● **Given entries**
————————

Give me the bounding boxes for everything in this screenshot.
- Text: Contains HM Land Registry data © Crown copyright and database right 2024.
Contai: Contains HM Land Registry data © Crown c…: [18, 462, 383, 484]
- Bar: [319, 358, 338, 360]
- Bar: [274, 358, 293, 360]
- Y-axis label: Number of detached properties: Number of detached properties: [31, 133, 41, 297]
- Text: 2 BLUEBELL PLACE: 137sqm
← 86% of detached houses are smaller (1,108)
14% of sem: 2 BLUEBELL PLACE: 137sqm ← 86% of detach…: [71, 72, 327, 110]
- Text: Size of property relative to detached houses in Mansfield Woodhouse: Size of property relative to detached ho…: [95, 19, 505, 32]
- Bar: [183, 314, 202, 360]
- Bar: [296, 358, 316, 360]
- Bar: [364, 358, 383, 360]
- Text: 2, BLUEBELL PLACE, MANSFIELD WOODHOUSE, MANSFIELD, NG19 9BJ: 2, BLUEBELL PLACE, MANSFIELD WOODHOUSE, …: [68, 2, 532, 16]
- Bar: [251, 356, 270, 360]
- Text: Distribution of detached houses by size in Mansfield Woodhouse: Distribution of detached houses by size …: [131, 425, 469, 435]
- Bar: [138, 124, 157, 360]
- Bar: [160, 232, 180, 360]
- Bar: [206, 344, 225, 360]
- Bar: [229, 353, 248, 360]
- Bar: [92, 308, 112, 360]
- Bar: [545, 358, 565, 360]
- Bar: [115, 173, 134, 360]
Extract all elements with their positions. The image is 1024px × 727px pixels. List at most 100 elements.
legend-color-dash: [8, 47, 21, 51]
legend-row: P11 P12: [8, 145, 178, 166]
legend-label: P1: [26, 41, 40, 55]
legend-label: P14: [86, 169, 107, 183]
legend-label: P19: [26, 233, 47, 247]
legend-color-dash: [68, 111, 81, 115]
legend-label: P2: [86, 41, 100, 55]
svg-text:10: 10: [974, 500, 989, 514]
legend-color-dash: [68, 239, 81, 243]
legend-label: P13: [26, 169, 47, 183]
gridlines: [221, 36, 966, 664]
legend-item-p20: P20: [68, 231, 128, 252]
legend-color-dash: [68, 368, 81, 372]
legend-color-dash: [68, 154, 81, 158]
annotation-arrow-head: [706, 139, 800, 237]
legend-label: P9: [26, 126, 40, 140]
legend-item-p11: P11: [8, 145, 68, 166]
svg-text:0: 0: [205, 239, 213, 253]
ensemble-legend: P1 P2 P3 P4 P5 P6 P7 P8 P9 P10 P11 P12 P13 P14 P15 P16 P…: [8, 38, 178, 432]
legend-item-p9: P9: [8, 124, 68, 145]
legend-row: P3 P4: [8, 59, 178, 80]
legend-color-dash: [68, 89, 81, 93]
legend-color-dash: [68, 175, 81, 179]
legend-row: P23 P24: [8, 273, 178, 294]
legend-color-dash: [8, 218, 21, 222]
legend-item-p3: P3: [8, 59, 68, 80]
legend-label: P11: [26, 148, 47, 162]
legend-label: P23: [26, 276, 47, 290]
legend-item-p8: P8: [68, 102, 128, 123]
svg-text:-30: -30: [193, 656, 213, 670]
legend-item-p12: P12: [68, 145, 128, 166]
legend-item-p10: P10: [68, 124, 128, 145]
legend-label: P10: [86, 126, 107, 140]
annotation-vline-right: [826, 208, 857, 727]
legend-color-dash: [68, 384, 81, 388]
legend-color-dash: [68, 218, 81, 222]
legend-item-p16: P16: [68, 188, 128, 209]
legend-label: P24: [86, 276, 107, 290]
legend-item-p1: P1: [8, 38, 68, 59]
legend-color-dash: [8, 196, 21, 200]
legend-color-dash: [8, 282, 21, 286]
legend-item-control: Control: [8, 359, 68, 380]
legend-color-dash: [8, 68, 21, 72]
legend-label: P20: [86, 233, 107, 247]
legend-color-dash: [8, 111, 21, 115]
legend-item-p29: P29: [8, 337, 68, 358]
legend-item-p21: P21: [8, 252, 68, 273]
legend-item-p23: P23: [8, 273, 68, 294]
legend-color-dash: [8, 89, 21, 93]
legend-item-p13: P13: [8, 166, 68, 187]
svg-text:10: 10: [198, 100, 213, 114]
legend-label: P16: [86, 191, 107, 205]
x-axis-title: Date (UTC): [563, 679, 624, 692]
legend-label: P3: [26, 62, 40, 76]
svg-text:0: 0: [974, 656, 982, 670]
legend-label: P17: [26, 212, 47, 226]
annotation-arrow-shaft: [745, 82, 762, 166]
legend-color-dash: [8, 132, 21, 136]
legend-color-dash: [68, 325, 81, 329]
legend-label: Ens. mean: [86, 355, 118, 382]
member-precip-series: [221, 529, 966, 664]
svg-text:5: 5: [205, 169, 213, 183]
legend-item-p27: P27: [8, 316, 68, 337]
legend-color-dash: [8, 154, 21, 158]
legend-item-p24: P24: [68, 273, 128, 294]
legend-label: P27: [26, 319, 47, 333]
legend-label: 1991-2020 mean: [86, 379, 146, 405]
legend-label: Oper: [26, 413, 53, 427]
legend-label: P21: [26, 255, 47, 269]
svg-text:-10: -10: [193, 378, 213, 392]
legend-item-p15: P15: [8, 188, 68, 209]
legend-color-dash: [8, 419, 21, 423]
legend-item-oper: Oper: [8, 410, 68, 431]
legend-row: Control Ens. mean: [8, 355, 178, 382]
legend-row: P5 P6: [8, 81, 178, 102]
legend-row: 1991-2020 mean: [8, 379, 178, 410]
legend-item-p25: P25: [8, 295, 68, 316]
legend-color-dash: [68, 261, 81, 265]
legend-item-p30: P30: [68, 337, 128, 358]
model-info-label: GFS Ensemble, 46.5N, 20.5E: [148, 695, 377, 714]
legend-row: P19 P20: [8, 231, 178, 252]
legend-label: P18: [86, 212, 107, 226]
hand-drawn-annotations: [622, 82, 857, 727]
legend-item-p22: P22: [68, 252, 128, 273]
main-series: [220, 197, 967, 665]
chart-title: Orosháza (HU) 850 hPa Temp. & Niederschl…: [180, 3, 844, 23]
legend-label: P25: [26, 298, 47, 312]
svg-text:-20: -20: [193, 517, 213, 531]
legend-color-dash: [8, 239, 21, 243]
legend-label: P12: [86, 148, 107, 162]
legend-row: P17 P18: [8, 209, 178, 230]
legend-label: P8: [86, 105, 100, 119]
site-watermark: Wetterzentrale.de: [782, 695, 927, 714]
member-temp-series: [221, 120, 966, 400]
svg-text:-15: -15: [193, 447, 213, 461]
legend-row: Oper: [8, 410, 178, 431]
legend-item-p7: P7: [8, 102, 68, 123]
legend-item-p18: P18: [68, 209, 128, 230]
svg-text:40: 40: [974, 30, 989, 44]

————————

● **Stated goal**
Rewrite the entire listing above as a numbered list, one entry per line, leaving out any blank lines.

● **Exercise answer**
1. Give me the bounding boxes for everything in this screenshot.
2. - Text: Contains HM Land Registry data © Crown copyright and database right 2024.
3. Contai: Contains HM Land Registry data © Crown c…: [18, 462, 383, 484]
4. - Bar: [319, 358, 338, 360]
5. - Bar: [274, 358, 293, 360]
6. - Y-axis label: Number of detached properties: Number of detached properties: [31, 133, 41, 297]
7. - Text: 2 BLUEBELL PLACE: 137sqm
8. ← 86% of detached houses are smaller (1,108)
9. 14% of sem: 2 BLUEBELL PLACE: 137sqm ← 86% of detach…: [71, 72, 327, 110]
10. - Text: Size of property relative to detached houses in Mansfield Woodhouse: Size of property relative to detached ho…: [95, 19, 505, 32]
11. - Bar: [183, 314, 202, 360]
12. - Bar: [296, 358, 316, 360]
13. - Bar: [364, 358, 383, 360]
14. - Text: 2, BLUEBELL PLACE, MANSFIELD WOODHOUSE, MANSFIELD, NG19 9BJ: 2, BLUEBELL PLACE, MANSFIELD WOODHOUSE, …: [68, 2, 532, 16]
15. - Bar: [251, 356, 270, 360]
16. - Text: Distribution of detached houses by size in Mansfield Woodhouse: Distribution of detached houses by size …: [131, 425, 469, 435]
17. - Bar: [138, 124, 157, 360]
18. - Bar: [160, 232, 180, 360]
19. - Bar: [206, 344, 225, 360]
20. - Bar: [229, 353, 248, 360]
21. - Bar: [92, 308, 112, 360]
22. - Bar: [545, 358, 565, 360]
23. - Bar: [115, 173, 134, 360]
24. Extract all elements with their positions. The image is 1024px × 727px pixels. List at most 100 elements.
25. legend-color-dash: [8, 47, 21, 51]
26. legend-row: P11 P12: [8, 145, 178, 166]
27. legend-label: P1: [26, 41, 40, 55]
28. legend-label: P14: [86, 169, 107, 183]
29. legend-label: P19: [26, 233, 47, 247]
30. legend-color-dash: [68, 111, 81, 115]
31. legend-label: P2: [86, 41, 100, 55]
32. svg-text:10: 10: [974, 500, 989, 514]
33. legend-color-dash: [68, 239, 81, 243]
34. legend-label: P13: [26, 169, 47, 183]
35. gridlines: [221, 36, 966, 664]
36. legend-item-p20: P20: [68, 231, 128, 252]
37. legend-color-dash: [68, 368, 81, 372]
38. legend-color-dash: [68, 154, 81, 158]
39. annotation-arrow-head: [706, 139, 800, 237]
40. legend-label: P9: [26, 126, 40, 140]
41. legend-item-p11: P11: [8, 145, 68, 166]
42. svg-text:0: 0: [205, 239, 213, 253]
43. ensemble-legend: P1 P2 P3 P4 P5 P6 P7 P8 P9 P10 P11 P12 P13 P14 P15 P16 P…: [8, 38, 178, 432]
44. legend-item-p9: P9: [8, 124, 68, 145]
45. legend-row: P3 P4: [8, 59, 178, 80]
46. legend-color-dash: [68, 89, 81, 93]
47. legend-color-dash: [68, 175, 81, 179]
48. legend-row: P23 P24: [8, 273, 178, 294]
49. legend-color-dash: [8, 218, 21, 222]
50. legend-item-p3: P3: [8, 59, 68, 80]
51. legend-label: P11: [26, 148, 47, 162]
52. legend-label: P23: [26, 276, 47, 290]
53. legend-item-p8: P8: [68, 102, 128, 123]
54. svg-text:-30: -30: [193, 656, 213, 670]
55. legend-item-p12: P12: [68, 145, 128, 166]
56. legend-item-p10: P10: [68, 124, 128, 145]
57. legend-label: P10: [86, 126, 107, 140]
58. annotation-vline-right: [826, 208, 857, 727]
59. legend-color-dash: [68, 384, 81, 388]
60. legend-color-dash: [68, 218, 81, 222]
61. legend-item-p16: P16: [68, 188, 128, 209]
62. legend-label: P24: [86, 276, 107, 290]
63. legend-item-p1: P1: [8, 38, 68, 59]
64. legend-color-dash: [8, 196, 21, 200]
65. legend-color-dash: [8, 282, 21, 286]
66. legend-item-control: Control: [8, 359, 68, 380]
67. legend-color-dash: [8, 68, 21, 72]
68. legend-label: P20: [86, 233, 107, 247]
69. legend-color-dash: [8, 111, 21, 115]
70. legend-item-p29: P29: [8, 337, 68, 358]
71. legend-item-p21: P21: [8, 252, 68, 273]
72. legend-item-p23: P23: [8, 273, 68, 294]
73. legend-color-dash: [8, 89, 21, 93]
74. legend-item-p13: P13: [8, 166, 68, 187]
75. svg-text:10: 10: [198, 100, 213, 114]
76. legend-label: P16: [86, 191, 107, 205]
77. x-axis-title: Date (UTC): [563, 679, 624, 692]
78. legend-label: P3: [26, 62, 40, 76]
79. svg-text:0: 0: [974, 656, 982, 670]
80. legend-label: P17: [26, 212, 47, 226]
81. annotation-arrow-shaft: [745, 82, 762, 166]
82. legend-color-dash: [8, 132, 21, 136]
83. legend-color-dash: [68, 325, 81, 329]
84. legend-label: Ens. mean: [86, 355, 118, 382]
85. member-precip-series: [221, 529, 966, 664]
86. svg-text:5: 5: [205, 169, 213, 183]
87. legend-item-p27: P27: [8, 316, 68, 337]
88. legend-color-dash: [8, 154, 21, 158]
89. legend-item-p24: P24: [68, 273, 128, 294]
90. legend-label: P27: [26, 319, 47, 333]
91. legend-label: 1991-2020 mean: [86, 379, 146, 405]
92. legend-label: Oper: [26, 413, 53, 427]
93. legend-label: P21: [26, 255, 47, 269]
94. svg-text:-10: -10: [193, 378, 213, 392]
95. legend-item-p15: P15: [8, 188, 68, 209]
96. legend-color-dash: [8, 419, 21, 423]
97. legend-item-oper: Oper: [8, 410, 68, 431]
98. legend-row: Control Ens. mean: [8, 355, 178, 382]
99. legend-row: P5 P6: [8, 81, 178, 102]
100. legend-row: 1991-2020 mean: [8, 379, 178, 410]
101. legend-item-p25: P25: [8, 295, 68, 316]
102. legend-color-dash: [68, 261, 81, 265]
103. legend-item-p30: P30: [68, 337, 128, 358]
104. model-info-label: GFS Ensemble, 46.5N, 20.5E: [148, 695, 377, 714]
105. legend-row: P19 P20: [8, 231, 178, 252]
106. legend-label: P18: [86, 212, 107, 226]
107. hand-drawn-annotations: [622, 82, 857, 727]
108. legend-item-p22: P22: [68, 252, 128, 273]
109. main-series: [220, 197, 967, 665]
110. chart-title: Orosháza (HU) 850 hPa Temp. & Niederschl…: [180, 3, 844, 23]
111. legend-label: P25: [26, 298, 47, 312]
112. svg-text:-20: -20: [193, 517, 213, 531]
113. legend-color-dash: [8, 239, 21, 243]
114. legend-label: P12: [86, 148, 107, 162]
115. legend-row: P17 P18: [8, 209, 178, 230]
116. legend-label: P8: [86, 105, 100, 119]
117. site-watermark: Wetterzentrale.de: [782, 695, 927, 714]
118. member-temp-series: [221, 120, 966, 400]
119. svg-text:-15: -15: [193, 447, 213, 461]
120. legend-row: Oper: [8, 410, 178, 431]
121. legend-item-p7: P7: [8, 102, 68, 123]
122. legend-item-p18: P18: [68, 209, 128, 230]
123. svg-text:40: 40: [974, 30, 989, 44]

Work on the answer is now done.